▶ **TRY IT**
Every line of the data below is to be retyped exactly.
═════ GIVEN DATA ═════
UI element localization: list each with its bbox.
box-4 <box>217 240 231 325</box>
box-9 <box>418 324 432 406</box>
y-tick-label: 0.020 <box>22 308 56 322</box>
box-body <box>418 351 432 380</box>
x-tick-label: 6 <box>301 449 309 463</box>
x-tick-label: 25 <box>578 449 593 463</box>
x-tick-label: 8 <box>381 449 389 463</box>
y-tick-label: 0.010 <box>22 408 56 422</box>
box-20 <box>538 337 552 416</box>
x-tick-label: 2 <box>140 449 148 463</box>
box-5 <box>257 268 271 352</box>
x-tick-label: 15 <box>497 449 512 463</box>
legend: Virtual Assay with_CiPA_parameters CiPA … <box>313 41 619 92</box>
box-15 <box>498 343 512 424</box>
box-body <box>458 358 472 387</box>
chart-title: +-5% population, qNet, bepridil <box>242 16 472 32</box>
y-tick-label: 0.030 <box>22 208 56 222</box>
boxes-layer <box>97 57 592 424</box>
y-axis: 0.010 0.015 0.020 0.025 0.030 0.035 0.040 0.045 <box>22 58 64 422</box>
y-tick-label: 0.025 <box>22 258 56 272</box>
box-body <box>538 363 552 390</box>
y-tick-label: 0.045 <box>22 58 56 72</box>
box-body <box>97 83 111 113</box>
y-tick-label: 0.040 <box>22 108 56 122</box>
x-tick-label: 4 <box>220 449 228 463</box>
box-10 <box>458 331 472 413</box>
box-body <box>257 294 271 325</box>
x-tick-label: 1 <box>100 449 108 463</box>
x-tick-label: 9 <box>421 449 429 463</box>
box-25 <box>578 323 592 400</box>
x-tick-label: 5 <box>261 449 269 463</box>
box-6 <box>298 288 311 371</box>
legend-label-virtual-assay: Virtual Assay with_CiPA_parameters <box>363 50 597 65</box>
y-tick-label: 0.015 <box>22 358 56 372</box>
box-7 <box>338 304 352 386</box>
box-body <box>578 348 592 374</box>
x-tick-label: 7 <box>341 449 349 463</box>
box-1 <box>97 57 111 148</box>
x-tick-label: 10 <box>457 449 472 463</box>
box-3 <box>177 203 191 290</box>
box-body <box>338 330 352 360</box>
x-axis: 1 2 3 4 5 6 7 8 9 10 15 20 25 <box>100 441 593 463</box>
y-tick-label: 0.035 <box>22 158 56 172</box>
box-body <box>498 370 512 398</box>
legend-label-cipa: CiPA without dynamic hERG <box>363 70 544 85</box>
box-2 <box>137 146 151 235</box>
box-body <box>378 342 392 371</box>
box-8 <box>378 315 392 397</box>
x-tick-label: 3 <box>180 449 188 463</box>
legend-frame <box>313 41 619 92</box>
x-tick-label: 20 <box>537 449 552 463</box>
═════
▶ **PROBLEM SOLUTION**
UI element localization: list each with its bbox.
box-4 <box>217 240 231 325</box>
box-9 <box>418 324 432 406</box>
y-tick-label: 0.020 <box>22 308 56 322</box>
box-body <box>418 351 432 380</box>
x-tick-label: 6 <box>301 449 309 463</box>
x-tick-label: 25 <box>578 449 593 463</box>
x-tick-label: 8 <box>381 449 389 463</box>
y-tick-label: 0.010 <box>22 408 56 422</box>
box-20 <box>538 337 552 416</box>
x-tick-label: 2 <box>140 449 148 463</box>
box-5 <box>257 268 271 352</box>
x-tick-label: 15 <box>497 449 512 463</box>
legend: Virtual Assay with_CiPA_parameters CiPA … <box>313 41 619 92</box>
box-15 <box>498 343 512 424</box>
box-body <box>458 358 472 387</box>
chart-title: +-5% population, qNet, bepridil <box>242 16 472 32</box>
y-tick-label: 0.030 <box>22 208 56 222</box>
boxes-layer <box>97 57 592 424</box>
y-axis: 0.010 0.015 0.020 0.025 0.030 0.035 0.040 0.045 <box>22 58 64 422</box>
y-tick-label: 0.025 <box>22 258 56 272</box>
box-body <box>538 363 552 390</box>
y-tick-label: 0.045 <box>22 58 56 72</box>
box-body <box>97 83 111 113</box>
y-tick-label: 0.040 <box>22 108 56 122</box>
x-tick-label: 4 <box>220 449 228 463</box>
box-10 <box>458 331 472 413</box>
box-body <box>257 294 271 325</box>
x-tick-label: 1 <box>100 449 108 463</box>
x-tick-label: 9 <box>421 449 429 463</box>
box-25 <box>578 323 592 400</box>
x-tick-label: 5 <box>261 449 269 463</box>
box-6 <box>298 288 311 371</box>
legend-label-virtual-assay: Virtual Assay with_CiPA_parameters <box>363 50 597 65</box>
y-tick-label: 0.015 <box>22 358 56 372</box>
box-7 <box>338 304 352 386</box>
box-body <box>578 348 592 374</box>
x-tick-label: 7 <box>341 449 349 463</box>
box-1 <box>97 57 111 148</box>
x-tick-label: 10 <box>457 449 472 463</box>
box-3 <box>177 203 191 290</box>
box-body <box>338 330 352 360</box>
x-axis: 1 2 3 4 5 6 7 8 9 10 15 20 25 <box>100 441 593 463</box>
y-tick-label: 0.035 <box>22 158 56 172</box>
box-body <box>498 370 512 398</box>
legend-label-cipa: CiPA without dynamic hERG <box>363 70 544 85</box>
box-2 <box>137 146 151 235</box>
box-body <box>378 342 392 371</box>
box-8 <box>378 315 392 397</box>
x-tick-label: 3 <box>180 449 188 463</box>
legend-frame <box>313 41 619 92</box>
x-tick-label: 20 <box>537 449 552 463</box>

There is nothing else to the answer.